What the task requires →
Copy all lines below containing "mysql".

---- Material for the task

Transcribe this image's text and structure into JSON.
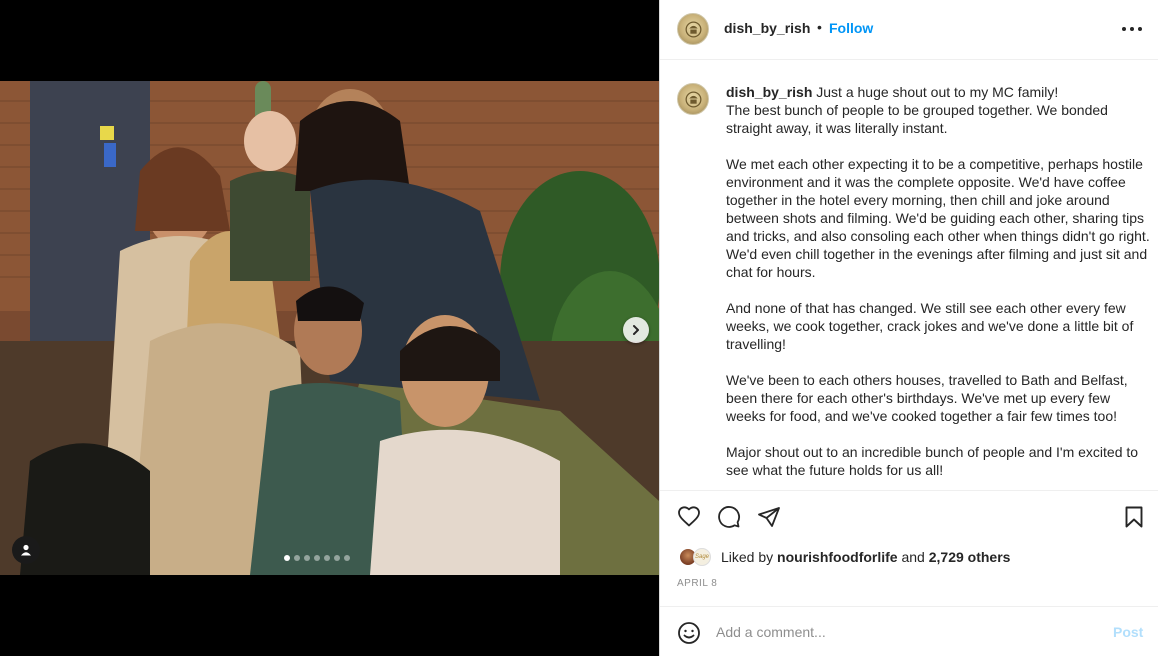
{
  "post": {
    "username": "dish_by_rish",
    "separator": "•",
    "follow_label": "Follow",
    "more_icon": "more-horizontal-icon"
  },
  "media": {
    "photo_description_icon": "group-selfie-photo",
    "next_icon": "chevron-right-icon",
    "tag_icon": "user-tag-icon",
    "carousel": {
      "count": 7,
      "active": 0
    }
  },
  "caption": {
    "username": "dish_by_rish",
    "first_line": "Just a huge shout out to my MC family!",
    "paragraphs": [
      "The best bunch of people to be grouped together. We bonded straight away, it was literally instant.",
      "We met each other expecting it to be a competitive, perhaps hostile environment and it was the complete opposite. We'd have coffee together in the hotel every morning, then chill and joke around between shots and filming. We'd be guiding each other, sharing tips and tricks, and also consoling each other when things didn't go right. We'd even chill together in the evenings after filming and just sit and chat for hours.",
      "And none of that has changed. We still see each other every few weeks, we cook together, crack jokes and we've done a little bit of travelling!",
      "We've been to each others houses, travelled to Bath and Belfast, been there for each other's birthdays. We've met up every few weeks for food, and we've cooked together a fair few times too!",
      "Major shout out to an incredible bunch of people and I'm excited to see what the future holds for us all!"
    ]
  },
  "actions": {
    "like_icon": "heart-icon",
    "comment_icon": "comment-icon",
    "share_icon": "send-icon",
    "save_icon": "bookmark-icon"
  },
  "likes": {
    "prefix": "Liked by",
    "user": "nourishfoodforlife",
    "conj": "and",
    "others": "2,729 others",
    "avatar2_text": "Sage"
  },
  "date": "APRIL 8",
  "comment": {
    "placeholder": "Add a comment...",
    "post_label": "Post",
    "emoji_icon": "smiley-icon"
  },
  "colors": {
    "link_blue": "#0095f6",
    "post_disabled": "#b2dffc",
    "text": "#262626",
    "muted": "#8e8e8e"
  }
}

--------
---- Material for the task

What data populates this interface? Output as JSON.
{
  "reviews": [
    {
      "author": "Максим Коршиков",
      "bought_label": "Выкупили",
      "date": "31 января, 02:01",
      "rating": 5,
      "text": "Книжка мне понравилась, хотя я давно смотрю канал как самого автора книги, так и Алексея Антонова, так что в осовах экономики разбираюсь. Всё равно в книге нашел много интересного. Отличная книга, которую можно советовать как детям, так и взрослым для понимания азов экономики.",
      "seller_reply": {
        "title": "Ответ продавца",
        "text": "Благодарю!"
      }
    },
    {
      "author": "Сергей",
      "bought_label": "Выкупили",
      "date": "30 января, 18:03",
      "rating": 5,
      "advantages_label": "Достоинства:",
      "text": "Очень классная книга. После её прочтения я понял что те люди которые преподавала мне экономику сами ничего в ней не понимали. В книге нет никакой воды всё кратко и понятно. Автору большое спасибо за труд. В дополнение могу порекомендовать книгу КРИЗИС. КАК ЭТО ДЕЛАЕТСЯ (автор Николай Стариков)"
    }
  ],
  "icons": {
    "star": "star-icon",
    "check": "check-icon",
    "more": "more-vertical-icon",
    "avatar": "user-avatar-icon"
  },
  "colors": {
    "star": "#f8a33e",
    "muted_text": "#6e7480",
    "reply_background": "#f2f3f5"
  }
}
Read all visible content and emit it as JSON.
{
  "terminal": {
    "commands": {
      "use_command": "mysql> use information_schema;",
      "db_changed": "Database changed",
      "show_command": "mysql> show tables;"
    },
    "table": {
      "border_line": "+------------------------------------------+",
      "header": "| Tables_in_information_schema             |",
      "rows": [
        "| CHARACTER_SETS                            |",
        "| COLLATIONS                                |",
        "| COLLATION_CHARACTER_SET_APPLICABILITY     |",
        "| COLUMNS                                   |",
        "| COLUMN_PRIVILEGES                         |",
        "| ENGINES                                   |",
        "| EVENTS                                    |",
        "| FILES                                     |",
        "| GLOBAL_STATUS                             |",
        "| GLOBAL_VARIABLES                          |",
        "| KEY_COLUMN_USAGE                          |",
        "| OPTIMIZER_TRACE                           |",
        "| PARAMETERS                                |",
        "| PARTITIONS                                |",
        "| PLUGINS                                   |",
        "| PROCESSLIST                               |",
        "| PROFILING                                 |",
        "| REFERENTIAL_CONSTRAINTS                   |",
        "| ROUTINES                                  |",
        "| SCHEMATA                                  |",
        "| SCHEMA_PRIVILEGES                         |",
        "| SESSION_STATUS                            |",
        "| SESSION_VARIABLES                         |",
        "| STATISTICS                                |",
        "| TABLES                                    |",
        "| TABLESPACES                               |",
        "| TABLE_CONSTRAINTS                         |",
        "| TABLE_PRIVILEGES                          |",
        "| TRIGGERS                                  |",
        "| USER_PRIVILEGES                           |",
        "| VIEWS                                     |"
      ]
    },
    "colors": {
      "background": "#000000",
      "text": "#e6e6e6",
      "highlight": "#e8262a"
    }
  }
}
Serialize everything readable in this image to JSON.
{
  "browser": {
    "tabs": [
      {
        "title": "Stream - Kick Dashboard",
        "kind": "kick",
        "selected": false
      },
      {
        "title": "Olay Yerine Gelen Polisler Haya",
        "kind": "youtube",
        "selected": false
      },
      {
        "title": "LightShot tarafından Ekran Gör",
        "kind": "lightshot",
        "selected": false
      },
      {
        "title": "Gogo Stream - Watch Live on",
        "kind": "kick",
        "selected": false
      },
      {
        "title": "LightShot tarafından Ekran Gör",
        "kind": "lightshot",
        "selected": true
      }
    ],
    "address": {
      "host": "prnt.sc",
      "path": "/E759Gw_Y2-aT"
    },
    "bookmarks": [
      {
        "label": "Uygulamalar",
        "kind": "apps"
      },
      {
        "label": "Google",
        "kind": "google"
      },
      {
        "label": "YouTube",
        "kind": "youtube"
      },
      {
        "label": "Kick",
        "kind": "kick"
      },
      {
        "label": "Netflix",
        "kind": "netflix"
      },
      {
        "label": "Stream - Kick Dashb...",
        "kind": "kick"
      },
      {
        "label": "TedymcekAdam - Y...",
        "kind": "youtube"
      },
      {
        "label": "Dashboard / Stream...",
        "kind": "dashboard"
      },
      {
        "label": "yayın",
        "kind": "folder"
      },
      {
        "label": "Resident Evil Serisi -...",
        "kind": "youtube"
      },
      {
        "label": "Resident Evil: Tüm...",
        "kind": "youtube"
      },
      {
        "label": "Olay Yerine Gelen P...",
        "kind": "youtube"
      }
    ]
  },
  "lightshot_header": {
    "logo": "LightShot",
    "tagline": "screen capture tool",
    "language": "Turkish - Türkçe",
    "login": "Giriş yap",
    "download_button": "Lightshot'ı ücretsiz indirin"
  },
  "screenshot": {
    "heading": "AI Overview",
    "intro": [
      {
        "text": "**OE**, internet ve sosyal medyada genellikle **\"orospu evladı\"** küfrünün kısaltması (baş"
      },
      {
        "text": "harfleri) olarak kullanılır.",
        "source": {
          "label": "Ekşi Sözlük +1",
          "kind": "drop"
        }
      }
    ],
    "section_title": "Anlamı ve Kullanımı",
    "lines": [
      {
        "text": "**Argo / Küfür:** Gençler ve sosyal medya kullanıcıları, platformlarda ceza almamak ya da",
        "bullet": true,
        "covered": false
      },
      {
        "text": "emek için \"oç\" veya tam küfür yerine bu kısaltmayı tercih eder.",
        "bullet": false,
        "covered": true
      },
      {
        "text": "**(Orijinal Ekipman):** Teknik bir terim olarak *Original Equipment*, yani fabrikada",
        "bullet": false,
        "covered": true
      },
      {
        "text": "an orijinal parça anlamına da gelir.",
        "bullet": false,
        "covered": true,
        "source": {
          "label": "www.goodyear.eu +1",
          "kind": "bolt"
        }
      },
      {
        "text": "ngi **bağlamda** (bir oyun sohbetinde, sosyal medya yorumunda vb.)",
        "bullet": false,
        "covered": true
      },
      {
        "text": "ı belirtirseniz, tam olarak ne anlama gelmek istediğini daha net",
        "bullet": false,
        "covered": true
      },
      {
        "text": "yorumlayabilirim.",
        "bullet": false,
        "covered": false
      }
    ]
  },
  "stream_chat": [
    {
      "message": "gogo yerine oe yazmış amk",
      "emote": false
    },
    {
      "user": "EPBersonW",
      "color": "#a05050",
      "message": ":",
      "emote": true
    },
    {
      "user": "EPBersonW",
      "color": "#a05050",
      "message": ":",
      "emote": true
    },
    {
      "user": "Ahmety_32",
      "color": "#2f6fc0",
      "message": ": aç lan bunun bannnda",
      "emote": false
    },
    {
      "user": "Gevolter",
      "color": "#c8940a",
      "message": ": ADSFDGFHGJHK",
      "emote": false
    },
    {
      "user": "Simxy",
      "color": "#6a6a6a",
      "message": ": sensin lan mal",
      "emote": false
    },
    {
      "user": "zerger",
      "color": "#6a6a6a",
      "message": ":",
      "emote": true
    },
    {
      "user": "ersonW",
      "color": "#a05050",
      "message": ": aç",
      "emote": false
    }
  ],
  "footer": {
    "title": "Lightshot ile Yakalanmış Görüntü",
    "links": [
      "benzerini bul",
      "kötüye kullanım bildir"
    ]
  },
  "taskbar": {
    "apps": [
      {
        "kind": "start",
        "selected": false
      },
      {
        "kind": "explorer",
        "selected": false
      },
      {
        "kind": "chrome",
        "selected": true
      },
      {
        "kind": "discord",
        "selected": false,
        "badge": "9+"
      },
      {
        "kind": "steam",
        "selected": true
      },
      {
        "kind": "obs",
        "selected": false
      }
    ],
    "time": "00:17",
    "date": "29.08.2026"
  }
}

--------
---- Material for the task

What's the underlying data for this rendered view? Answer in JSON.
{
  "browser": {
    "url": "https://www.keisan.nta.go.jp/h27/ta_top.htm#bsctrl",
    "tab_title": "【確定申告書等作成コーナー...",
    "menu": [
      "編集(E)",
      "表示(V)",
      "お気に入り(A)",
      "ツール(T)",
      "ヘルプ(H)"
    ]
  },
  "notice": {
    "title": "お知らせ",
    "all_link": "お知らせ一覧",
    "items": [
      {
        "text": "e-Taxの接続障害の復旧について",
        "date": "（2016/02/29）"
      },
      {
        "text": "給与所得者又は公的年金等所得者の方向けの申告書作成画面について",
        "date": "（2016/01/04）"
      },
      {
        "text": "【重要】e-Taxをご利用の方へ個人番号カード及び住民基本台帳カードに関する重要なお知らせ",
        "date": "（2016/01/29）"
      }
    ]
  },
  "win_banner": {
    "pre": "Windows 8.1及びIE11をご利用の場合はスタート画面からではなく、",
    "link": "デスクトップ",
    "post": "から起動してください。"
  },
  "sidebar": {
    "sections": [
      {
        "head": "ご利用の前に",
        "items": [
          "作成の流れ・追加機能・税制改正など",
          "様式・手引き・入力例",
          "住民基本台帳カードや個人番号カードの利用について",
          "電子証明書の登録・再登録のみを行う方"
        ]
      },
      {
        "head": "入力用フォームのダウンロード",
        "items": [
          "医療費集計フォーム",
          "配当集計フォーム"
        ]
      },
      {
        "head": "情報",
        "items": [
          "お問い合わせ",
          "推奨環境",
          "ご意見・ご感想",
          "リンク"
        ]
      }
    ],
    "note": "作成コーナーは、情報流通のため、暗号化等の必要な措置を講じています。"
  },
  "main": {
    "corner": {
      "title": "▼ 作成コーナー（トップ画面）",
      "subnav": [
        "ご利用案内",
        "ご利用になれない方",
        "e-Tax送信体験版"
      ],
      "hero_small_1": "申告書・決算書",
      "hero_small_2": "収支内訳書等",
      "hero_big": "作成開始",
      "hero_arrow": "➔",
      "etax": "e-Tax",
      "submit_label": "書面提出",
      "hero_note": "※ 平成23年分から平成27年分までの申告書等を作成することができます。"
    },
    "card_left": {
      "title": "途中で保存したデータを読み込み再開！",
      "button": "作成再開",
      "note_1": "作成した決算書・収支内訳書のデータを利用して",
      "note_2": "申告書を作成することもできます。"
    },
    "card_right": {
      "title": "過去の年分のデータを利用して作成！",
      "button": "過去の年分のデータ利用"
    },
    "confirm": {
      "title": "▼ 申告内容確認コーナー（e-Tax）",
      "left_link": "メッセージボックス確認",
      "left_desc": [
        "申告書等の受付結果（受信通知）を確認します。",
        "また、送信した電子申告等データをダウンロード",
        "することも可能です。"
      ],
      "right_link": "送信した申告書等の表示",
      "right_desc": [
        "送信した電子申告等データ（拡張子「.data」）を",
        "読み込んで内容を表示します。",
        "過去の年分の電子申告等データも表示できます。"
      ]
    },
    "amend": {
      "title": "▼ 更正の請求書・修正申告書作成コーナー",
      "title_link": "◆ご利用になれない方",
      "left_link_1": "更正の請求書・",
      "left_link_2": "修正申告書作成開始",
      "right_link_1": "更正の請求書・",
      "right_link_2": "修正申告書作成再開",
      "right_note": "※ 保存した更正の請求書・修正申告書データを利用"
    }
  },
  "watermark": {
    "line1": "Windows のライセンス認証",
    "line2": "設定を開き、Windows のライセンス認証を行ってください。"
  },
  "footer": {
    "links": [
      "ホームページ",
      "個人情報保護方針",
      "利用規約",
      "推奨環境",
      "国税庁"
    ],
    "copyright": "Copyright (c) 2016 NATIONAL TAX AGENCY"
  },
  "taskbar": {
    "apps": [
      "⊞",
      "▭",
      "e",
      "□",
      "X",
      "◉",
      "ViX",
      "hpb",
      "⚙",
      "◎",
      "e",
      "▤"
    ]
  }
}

--------

Task answer →
      "use_command": "mysql> use information_schema;",
      "show_command": "mysql> show tables;"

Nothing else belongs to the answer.